Document:
Every Tuesday and Friday, World Trademark Review presents a round-up of news, developments and insights from across the trademark sphere. In today’s edition, we look at Monster Energy’s difficult opposition in Singapore, the rise in partnerships between brands and independent musicians, and increased trademark fees in Egypt and Russia. Coverage this time from Tim Lince (TJL), Adam Houldsworth (AH) and Timothy Au (TA).

Legal Radar:

Monster Energy fails to stop Monster Strike – Singapore’s IP office has rejected Monster Energy’s opposition to Japanese mobile gaming company Mixi Inc’s application for a MONSTER STRIKE trademark. It concluded that the proposed mark was permissible given its dissimilarity from the energy drink branding and its use in a different industry sector. Gabriel Ong, assistant registrar of trademarks, used harsh language to describe Monster Energy’s opposition: “Stripped of its legalese, this dispute is, at heart, about one trader’s battle to fence off an ordinary English word – monster – for itself, and to exclude others”. Significantly, these remarks are made against a wider background of criticism of Monster Energy’s so-called ‘trademark bullying’. In 2015, for example, World Trademark Review reported that the brand had been ranked number one in Trademarkia’s ‘biggest bully’ league table (although as we argued that label was a little misleading). (AH)

‘Use it or lose it’ says New Zealand court in Lacoste case – Lacoste has lost a Supreme Court case in New Zealand regarding a mark it had registered but not used. Its rival Crocodile International had been attempting to get the trademark struck off the registry on the grounds of non-use, but Lacoste had argued that its use of a similar mark constituted use of the logo; it also pointed to its eminent position in the country’s marketplace. In its finding of non-use against Lacoste, the Supreme Court criticised previous decisions by lower courts for underappreciating the significance of visual differences and putting too much emphasis on the French clothing company’s reputation. (AH)

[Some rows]
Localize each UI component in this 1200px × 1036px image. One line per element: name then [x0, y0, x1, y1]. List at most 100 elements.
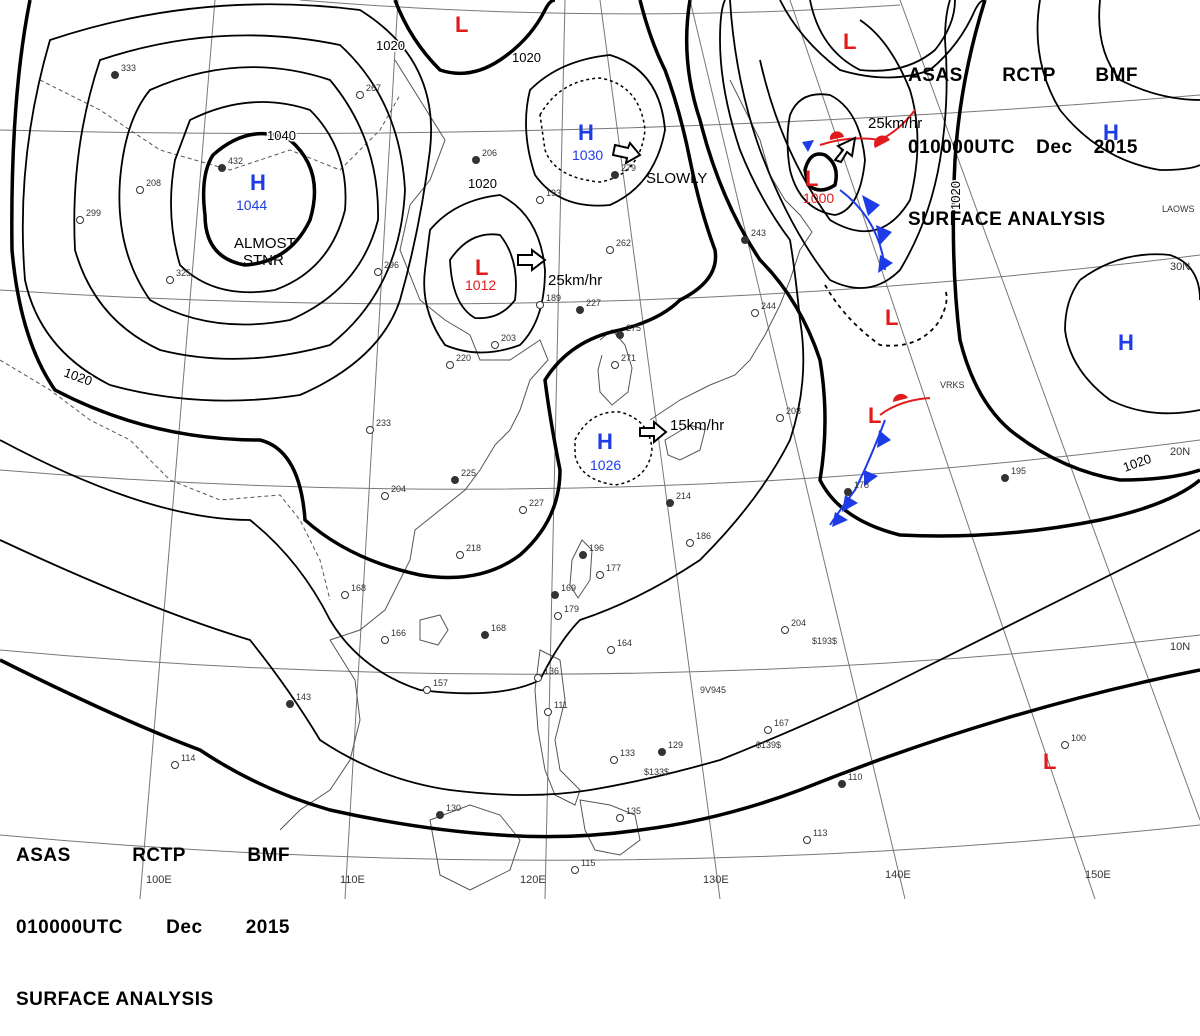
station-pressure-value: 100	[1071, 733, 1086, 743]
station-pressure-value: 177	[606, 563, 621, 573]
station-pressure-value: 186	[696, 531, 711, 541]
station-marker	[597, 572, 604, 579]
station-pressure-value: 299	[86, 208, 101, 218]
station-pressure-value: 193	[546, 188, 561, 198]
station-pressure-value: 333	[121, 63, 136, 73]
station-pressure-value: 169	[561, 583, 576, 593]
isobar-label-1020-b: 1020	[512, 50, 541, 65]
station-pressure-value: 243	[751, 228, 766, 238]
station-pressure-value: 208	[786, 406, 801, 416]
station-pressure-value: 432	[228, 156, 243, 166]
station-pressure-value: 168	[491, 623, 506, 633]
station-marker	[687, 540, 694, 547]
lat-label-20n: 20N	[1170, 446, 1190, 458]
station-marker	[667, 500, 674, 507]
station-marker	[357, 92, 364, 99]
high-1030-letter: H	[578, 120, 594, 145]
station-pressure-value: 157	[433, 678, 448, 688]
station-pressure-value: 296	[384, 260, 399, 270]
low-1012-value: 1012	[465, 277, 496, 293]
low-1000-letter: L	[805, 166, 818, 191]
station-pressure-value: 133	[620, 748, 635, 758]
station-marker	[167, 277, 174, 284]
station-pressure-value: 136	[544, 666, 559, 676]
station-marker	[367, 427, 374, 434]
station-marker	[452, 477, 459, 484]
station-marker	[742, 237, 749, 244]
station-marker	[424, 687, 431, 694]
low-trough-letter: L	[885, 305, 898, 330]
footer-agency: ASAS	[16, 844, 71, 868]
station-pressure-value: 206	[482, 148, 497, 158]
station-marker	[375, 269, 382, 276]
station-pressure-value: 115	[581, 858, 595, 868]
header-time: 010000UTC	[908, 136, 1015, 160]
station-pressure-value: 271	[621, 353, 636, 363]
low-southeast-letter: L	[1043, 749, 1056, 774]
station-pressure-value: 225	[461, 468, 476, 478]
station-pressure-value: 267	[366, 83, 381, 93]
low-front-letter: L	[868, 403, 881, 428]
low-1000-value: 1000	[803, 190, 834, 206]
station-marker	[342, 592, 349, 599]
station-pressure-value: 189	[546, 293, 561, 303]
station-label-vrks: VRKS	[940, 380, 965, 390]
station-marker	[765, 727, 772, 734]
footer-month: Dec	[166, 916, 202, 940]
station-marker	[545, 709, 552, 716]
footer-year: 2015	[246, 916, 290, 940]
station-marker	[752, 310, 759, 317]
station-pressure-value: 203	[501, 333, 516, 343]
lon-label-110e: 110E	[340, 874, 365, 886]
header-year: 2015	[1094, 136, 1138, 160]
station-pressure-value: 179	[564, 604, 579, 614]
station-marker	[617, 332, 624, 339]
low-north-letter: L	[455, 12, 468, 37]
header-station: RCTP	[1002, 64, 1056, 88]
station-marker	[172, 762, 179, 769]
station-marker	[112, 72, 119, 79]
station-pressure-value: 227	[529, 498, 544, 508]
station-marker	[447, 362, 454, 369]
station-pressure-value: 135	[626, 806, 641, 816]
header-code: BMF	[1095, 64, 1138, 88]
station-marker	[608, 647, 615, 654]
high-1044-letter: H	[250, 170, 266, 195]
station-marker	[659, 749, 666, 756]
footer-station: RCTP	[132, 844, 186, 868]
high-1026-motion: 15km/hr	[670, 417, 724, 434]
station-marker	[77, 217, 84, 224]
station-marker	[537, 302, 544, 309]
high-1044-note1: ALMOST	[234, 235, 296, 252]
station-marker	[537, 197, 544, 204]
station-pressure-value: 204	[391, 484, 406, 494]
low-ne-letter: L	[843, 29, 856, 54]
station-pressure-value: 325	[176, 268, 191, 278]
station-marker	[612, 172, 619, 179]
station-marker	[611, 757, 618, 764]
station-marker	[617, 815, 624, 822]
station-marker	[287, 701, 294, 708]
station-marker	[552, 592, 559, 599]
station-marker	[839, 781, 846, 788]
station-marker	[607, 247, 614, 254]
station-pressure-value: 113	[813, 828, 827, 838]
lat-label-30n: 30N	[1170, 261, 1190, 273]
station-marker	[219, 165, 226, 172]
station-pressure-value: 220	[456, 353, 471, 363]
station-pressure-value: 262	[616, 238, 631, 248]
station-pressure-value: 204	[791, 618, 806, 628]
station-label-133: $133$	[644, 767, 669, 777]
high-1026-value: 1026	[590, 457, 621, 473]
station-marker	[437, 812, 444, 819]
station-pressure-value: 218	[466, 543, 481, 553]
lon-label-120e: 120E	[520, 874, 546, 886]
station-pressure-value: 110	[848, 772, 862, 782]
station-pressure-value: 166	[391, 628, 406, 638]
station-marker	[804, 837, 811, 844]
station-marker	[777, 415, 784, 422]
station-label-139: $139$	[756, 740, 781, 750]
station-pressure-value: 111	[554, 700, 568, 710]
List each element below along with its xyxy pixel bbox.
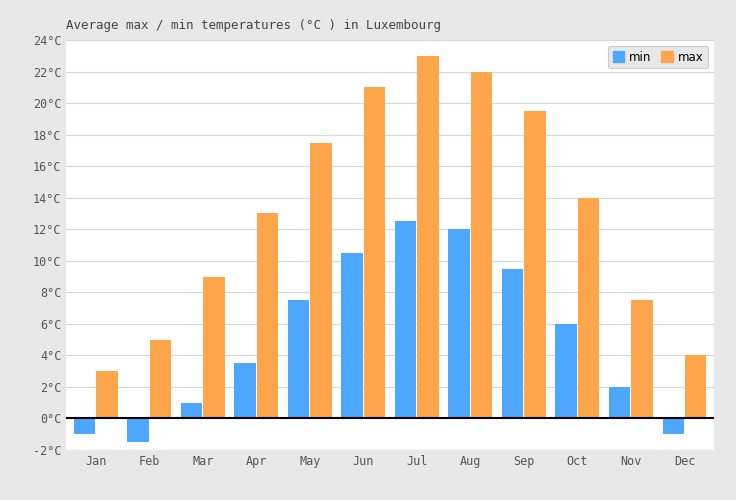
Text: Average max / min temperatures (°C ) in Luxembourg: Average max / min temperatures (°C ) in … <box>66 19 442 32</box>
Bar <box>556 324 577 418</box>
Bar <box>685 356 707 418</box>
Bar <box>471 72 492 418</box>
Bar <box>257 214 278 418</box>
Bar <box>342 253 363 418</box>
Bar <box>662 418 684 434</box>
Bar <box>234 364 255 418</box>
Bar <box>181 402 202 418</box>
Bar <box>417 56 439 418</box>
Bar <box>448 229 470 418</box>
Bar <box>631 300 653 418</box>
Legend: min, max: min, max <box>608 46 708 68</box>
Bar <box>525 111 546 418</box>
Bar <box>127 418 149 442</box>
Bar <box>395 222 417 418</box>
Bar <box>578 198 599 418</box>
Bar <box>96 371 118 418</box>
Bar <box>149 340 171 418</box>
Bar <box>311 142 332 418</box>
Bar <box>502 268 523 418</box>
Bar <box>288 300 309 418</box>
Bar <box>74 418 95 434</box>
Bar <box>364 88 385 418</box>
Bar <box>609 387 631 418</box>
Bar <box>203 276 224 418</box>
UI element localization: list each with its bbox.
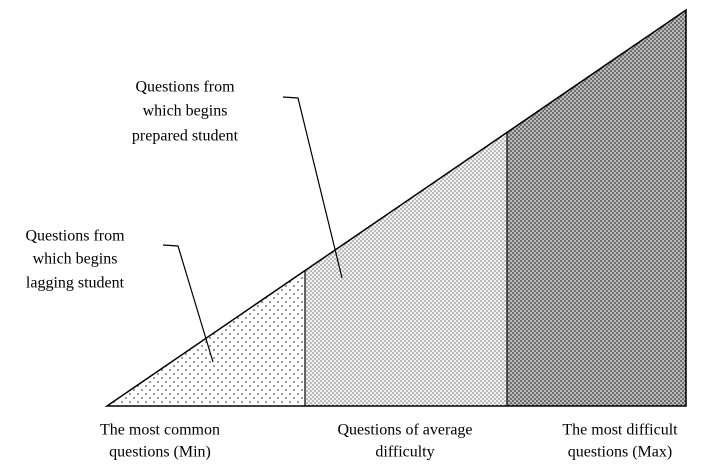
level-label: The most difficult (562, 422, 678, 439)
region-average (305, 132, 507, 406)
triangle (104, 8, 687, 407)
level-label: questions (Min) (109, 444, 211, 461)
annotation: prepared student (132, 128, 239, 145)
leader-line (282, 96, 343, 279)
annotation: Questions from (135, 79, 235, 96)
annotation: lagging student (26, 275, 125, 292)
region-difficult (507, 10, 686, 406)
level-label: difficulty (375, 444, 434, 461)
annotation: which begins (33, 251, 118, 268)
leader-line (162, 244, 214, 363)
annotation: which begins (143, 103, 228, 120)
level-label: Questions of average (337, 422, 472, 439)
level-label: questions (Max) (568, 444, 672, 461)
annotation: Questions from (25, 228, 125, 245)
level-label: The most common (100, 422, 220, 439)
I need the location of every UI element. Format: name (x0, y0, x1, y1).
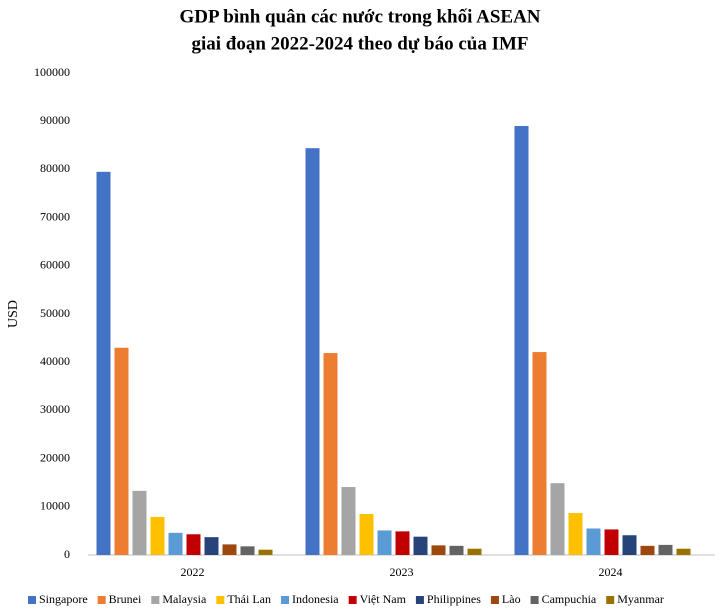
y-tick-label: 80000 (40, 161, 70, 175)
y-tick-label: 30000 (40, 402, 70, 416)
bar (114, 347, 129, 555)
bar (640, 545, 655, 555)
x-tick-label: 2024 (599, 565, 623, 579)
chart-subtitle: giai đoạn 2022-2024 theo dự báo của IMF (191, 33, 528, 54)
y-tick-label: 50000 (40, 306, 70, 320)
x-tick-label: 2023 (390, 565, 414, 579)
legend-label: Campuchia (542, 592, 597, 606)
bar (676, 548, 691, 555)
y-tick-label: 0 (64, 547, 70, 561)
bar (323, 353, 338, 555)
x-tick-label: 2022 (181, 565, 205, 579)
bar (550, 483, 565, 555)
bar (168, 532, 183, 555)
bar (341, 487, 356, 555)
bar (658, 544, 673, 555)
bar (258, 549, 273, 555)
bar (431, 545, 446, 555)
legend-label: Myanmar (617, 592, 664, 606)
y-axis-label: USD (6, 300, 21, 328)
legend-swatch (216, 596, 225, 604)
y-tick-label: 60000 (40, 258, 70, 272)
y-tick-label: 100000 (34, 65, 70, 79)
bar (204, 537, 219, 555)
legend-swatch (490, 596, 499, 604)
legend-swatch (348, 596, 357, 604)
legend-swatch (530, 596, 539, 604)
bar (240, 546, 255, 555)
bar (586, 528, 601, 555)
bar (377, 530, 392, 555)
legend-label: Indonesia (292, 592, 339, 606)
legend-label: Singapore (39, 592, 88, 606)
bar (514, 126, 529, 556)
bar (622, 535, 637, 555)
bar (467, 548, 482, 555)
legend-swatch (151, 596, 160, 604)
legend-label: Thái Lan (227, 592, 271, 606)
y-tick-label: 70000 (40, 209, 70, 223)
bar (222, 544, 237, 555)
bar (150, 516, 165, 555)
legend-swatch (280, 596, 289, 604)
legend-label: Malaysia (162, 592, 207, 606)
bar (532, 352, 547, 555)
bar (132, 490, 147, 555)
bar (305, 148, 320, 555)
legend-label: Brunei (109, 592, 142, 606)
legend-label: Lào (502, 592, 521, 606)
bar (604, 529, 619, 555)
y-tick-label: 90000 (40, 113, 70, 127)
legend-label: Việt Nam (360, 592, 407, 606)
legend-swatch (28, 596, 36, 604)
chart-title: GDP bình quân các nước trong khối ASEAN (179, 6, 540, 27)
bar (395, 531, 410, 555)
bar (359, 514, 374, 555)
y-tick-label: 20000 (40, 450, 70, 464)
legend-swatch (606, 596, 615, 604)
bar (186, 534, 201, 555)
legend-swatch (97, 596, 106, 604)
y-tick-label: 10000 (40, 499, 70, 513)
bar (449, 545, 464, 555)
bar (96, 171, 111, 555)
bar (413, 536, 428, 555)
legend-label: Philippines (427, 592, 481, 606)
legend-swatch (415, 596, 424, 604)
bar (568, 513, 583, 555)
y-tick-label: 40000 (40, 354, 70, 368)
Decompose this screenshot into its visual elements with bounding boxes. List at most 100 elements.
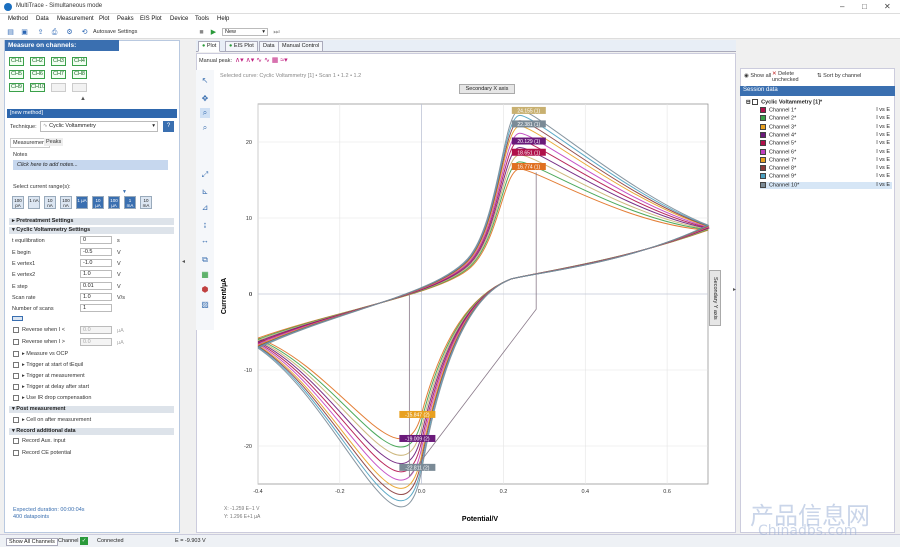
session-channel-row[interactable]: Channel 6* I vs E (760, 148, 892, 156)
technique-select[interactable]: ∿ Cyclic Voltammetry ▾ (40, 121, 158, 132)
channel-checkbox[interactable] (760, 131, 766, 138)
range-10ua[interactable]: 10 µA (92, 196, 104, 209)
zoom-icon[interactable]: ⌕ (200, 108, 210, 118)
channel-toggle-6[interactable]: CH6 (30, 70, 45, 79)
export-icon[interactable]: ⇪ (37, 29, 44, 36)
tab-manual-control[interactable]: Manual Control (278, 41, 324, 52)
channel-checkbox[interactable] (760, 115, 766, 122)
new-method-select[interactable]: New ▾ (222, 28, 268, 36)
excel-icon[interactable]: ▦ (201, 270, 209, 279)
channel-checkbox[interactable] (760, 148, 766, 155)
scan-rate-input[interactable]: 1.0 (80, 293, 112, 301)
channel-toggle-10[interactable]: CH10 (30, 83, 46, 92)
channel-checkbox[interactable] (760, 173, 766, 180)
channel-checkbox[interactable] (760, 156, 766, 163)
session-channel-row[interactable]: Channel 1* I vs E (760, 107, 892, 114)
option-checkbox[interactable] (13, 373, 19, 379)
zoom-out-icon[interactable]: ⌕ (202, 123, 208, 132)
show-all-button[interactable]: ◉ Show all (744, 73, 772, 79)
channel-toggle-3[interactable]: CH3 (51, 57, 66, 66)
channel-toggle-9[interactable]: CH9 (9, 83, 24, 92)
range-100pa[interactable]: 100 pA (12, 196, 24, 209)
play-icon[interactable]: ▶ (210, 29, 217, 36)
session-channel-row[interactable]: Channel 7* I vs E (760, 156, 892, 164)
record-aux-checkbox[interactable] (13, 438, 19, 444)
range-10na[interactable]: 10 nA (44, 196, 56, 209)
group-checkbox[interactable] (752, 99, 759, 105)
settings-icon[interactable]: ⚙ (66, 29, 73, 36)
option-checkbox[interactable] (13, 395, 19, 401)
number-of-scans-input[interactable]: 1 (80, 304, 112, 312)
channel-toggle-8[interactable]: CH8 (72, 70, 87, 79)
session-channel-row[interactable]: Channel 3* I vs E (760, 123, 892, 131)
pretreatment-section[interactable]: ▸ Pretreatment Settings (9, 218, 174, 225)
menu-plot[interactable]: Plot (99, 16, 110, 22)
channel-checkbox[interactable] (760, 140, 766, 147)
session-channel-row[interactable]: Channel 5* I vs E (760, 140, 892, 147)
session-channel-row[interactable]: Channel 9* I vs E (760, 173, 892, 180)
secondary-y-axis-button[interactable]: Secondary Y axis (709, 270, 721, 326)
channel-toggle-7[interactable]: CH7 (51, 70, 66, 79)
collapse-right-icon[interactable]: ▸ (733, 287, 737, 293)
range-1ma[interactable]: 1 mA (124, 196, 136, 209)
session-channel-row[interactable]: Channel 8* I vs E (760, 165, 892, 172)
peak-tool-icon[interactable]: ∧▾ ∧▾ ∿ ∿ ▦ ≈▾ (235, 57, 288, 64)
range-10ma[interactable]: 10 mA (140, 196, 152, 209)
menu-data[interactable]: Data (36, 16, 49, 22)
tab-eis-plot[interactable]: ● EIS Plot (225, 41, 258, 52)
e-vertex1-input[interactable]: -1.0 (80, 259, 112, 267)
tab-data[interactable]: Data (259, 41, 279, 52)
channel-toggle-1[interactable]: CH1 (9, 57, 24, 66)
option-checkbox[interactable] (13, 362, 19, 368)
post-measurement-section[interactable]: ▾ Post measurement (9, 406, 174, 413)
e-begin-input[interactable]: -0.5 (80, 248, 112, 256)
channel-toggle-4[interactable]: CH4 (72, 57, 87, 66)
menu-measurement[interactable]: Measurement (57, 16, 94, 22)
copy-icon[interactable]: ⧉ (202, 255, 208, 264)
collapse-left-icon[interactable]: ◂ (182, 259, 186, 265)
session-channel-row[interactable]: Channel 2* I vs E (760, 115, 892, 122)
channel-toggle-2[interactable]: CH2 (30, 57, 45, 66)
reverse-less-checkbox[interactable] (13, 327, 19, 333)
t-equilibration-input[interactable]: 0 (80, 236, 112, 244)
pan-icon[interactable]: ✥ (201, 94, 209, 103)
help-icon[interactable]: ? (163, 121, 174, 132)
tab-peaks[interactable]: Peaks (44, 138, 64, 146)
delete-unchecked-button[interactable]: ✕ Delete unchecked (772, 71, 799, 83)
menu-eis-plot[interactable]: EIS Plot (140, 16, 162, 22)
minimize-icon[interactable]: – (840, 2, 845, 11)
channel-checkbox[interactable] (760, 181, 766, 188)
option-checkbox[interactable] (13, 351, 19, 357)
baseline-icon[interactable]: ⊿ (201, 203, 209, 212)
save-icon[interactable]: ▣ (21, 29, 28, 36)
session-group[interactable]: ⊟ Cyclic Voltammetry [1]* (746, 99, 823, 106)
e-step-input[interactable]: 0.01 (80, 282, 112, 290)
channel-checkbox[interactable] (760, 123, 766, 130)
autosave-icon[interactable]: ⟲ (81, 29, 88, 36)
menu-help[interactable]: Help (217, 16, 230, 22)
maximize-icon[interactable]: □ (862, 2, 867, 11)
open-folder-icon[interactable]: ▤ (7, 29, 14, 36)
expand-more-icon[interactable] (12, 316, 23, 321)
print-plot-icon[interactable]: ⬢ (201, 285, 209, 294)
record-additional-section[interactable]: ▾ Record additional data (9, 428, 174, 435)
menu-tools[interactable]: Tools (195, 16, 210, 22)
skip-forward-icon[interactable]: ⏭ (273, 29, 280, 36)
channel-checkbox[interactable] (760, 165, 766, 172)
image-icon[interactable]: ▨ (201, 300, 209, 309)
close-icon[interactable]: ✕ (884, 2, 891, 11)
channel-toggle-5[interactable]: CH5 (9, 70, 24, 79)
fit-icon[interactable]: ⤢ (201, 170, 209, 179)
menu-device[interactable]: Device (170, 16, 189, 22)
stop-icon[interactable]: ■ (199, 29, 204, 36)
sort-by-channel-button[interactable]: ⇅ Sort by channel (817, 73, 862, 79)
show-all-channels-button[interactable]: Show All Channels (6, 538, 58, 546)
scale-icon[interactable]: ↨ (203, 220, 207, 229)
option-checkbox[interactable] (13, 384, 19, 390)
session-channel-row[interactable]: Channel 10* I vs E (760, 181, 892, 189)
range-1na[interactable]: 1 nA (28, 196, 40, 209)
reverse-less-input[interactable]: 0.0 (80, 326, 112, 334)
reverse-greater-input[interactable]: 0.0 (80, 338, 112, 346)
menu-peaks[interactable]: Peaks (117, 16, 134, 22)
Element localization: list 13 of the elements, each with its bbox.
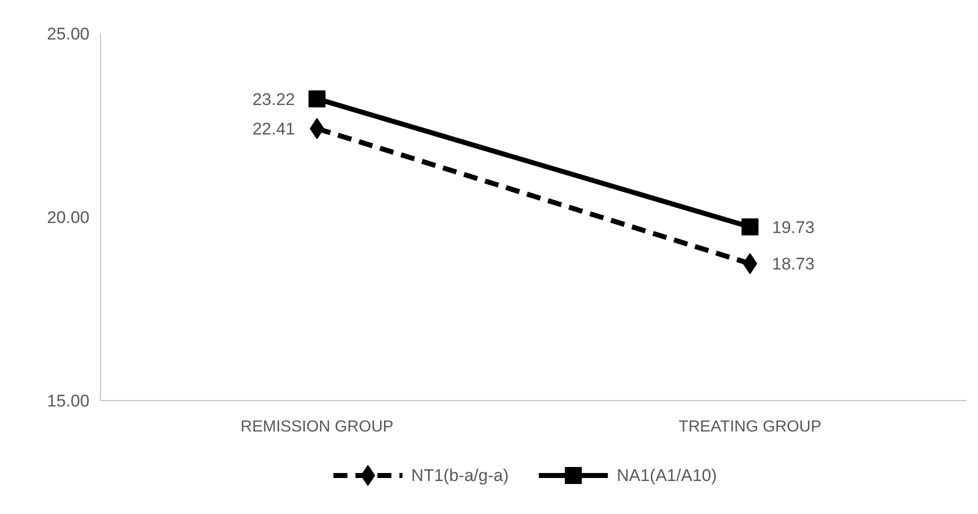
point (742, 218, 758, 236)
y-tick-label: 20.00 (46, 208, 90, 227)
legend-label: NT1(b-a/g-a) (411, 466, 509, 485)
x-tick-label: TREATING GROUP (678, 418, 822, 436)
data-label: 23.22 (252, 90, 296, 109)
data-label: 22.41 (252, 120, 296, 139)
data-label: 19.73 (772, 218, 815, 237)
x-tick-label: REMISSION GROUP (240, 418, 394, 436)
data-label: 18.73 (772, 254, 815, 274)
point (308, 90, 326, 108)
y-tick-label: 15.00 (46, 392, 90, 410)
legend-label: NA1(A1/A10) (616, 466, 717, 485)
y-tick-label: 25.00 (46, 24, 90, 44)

Written tasks:
1. In the trademark news round-up, what position does Gabriel Ong hold?
2. Print everything in the trademark round-up from "Every Tuesday and" down to "Timothy Au (TA).".

Task answers:
1. Assistant registrar of trademarks.

2.
Every Tuesday and Friday, World Trademark Review presents a round-up of news, developments and insights from across the trademark sphere. In today’s edition, we look at Monster Energy’s difficult opposition in Singapore, the rise in partnerships between brands and independent musicians, and increased trademark fees in Egypt and Russia. Coverage this time from Tim Lince (TJL), Adam Houldsworth (AH) and Timothy Au (TA).